[Supplied entries]:
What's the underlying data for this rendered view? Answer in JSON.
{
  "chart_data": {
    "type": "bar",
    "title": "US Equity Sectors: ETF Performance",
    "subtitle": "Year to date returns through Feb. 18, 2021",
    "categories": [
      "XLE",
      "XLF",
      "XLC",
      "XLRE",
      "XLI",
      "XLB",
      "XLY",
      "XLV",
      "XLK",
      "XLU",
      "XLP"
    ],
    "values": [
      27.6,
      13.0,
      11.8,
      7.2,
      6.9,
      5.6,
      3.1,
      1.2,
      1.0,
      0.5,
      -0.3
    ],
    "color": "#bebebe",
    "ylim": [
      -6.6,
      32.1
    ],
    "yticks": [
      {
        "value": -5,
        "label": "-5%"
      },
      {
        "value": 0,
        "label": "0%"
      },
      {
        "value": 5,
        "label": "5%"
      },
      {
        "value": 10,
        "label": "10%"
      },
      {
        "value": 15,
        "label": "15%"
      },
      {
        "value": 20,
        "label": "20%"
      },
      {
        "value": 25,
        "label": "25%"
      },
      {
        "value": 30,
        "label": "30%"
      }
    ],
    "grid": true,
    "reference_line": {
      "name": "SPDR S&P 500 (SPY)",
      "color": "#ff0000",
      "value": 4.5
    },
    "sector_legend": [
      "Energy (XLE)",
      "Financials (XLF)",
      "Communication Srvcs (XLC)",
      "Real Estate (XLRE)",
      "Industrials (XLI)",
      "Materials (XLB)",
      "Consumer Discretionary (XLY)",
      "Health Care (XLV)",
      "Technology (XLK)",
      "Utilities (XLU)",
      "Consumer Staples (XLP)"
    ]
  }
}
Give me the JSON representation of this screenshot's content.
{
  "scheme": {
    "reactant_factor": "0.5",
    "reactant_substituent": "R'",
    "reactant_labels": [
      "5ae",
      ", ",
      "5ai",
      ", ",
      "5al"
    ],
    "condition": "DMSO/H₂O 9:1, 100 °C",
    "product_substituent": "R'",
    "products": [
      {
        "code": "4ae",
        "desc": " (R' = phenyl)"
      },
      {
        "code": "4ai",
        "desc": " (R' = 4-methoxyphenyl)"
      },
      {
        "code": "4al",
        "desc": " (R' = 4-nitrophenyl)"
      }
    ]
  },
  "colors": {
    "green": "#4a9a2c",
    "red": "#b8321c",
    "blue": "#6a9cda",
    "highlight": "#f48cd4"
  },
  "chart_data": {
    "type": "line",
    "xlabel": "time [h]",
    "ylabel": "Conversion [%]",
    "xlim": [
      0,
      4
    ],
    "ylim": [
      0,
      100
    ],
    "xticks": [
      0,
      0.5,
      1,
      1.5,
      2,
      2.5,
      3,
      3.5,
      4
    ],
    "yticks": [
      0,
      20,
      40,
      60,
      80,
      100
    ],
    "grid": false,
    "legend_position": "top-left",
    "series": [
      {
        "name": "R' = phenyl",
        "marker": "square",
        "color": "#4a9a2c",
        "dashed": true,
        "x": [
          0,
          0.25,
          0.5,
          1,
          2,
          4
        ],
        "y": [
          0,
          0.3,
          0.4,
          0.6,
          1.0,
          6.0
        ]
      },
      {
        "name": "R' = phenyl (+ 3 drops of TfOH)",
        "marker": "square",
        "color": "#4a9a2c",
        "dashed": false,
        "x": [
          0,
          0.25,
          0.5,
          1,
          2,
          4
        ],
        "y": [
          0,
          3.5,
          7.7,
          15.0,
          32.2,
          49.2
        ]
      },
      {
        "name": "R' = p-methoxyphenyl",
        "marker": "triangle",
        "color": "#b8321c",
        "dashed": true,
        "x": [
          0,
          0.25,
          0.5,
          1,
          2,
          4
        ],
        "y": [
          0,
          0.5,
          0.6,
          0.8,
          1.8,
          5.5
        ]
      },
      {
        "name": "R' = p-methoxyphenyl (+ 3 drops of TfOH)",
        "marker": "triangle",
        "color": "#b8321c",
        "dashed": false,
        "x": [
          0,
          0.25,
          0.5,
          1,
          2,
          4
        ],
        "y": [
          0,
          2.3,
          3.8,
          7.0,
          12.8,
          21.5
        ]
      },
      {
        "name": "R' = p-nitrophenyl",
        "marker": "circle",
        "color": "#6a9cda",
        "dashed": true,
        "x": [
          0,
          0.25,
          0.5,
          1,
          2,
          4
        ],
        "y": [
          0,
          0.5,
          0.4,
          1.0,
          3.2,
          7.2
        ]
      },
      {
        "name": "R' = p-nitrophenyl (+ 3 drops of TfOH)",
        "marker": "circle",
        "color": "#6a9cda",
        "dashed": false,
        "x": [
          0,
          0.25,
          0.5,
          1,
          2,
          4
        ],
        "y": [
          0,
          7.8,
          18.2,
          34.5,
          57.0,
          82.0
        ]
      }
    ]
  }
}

[Stated goal]: Extract each line of the listing above, copying it word for word.

[Solution to the problem]:
What's the underlying data for this rendered view? Answer in JSON.
{
  "chart_data": {
    "type": "bar",
    "title": "US Equity Sectors: ETF Performance",
    "subtitle": "Year to date returns through Feb. 18, 2021",
    "categories": [
      "XLE",
      "XLF",
      "XLC",
      "XLRE",
      "XLI",
      "XLB",
      "XLY",
      "XLV",
      "XLK",
      "XLU",
      "XLP"
    ],
    "values": [
      27.6,
      13.0,
      11.8,
      7.2,
      6.9,
      5.6,
      3.1,
      1.2,
      1.0,
      0.5,
      -0.3
    ],
    "color": "#bebebe",
    "ylim": [
      -6.6,
      32.1
    ],
    "yticks": [
      {
        "value": -5,
        "label": "-5%"
      },
      {
        "value": 0,
        "label": "0%"
      },
      {
        "value": 5,
        "label": "5%"
      },
      {
        "value": 10,
        "label": "10%"
      },
      {
        "value": 15,
        "label": "15%"
      },
      {
        "value": 20,
        "label": "20%"
      },
      {
        "value": 25,
        "label": "25%"
      },
      {
        "value": 30,
        "label": "30%"
      }
    ],
    "grid": true,
    "reference_line": {
      "name": "SPDR S&P 500 (SPY)",
      "color": "#ff0000",
      "value": 4.5
    },
    "sector_legend": [
      "Energy (XLE)",
      "Financials (XLF)",
      "Communication Srvcs (XLC)",
      "Real Estate (XLRE)",
      "Industrials (XLI)",
      "Materials (XLB)",
      "Consumer Discretionary (XLY)",
      "Health Care (XLV)",
      "Technology (XLK)",
      "Utilities (XLU)",
      "Consumer Staples (XLP)"
    ]
  }
}
Give me the JSON representation of this screenshot's content.
{
  "scheme": {
    "reactant_factor": "0.5",
    "reactant_substituent": "R'",
    "reactant_labels": [
      "5ae",
      ", ",
      "5ai",
      ", ",
      "5al"
    ],
    "condition": "DMSO/H₂O 9:1, 100 °C",
    "product_substituent": "R'",
    "products": [
      {
        "code": "4ae",
        "desc": " (R' = phenyl)"
      },
      {
        "code": "4ai",
        "desc": " (R' = 4-methoxyphenyl)"
      },
      {
        "code": "4al",
        "desc": " (R' = 4-nitrophenyl)"
      }
    ]
  },
  "colors": {
    "green": "#4a9a2c",
    "red": "#b8321c",
    "blue": "#6a9cda",
    "highlight": "#f48cd4"
  },
  "chart_data": {
    "type": "line",
    "xlabel": "time [h]",
    "ylabel": "Conversion [%]",
    "xlim": [
      0,
      4
    ],
    "ylim": [
      0,
      100
    ],
    "xticks": [
      0,
      0.5,
      1,
      1.5,
      2,
      2.5,
      3,
      3.5,
      4
    ],
    "yticks": [
      0,
      20,
      40,
      60,
      80,
      100
    ],
    "grid": false,
    "legend_position": "top-left",
    "series": [
      {
        "name": "R' = phenyl",
        "marker": "square",
        "color": "#4a9a2c",
        "dashed": true,
        "x": [
          0,
          0.25,
          0.5,
          1,
          2,
          4
        ],
        "y": [
          0,
          0.3,
          0.4,
          0.6,
          1.0,
          6.0
        ]
      },
      {
        "name": "R' = phenyl (+ 3 drops of TfOH)",
        "marker": "square",
        "color": "#4a9a2c",
        "dashed": false,
        "x": [
          0,
          0.25,
          0.5,
          1,
          2,
          4
        ],
        "y": [
          0,
          3.5,
          7.7,
          15.0,
          32.2,
          49.2
        ]
      },
      {
        "name": "R' = p-methoxyphenyl",
        "marker": "triangle",
        "color": "#b8321c",
        "dashed": true,
        "x": [
          0,
          0.25,
          0.5,
          1,
          2,
          4
        ],
        "y": [
          0,
          0.5,
          0.6,
          0.8,
          1.8,
          5.5
        ]
      },
      {
        "name": "R' = p-methoxyphenyl (+ 3 drops of TfOH)",
        "marker": "triangle",
        "color": "#b8321c",
        "dashed": false,
        "x": [
          0,
          0.25,
          0.5,
          1,
          2,
          4
        ],
        "y": [
          0,
          2.3,
          3.8,
          7.0,
          12.8,
          21.5
        ]
      },
      {
        "name": "R' = p-nitrophenyl",
        "marker": "circle",
        "color": "#6a9cda",
        "dashed": true,
        "x": [
          0,
          0.25,
          0.5,
          1,
          2,
          4
        ],
        "y": [
          0,
          0.5,
          0.4,
          1.0,
          3.2,
          7.2
        ]
      },
      {
        "name": "R' = p-nitrophenyl (+ 3 drops of TfOH)",
        "marker": "circle",
        "color": "#6a9cda",
        "dashed": false,
        "x": [
          0,
          0.25,
          0.5,
          1,
          2,
          4
        ],
        "y": [
          0,
          7.8,
          18.2,
          34.5,
          57.0,
          82.0
        ]
      }
    ]
  }
}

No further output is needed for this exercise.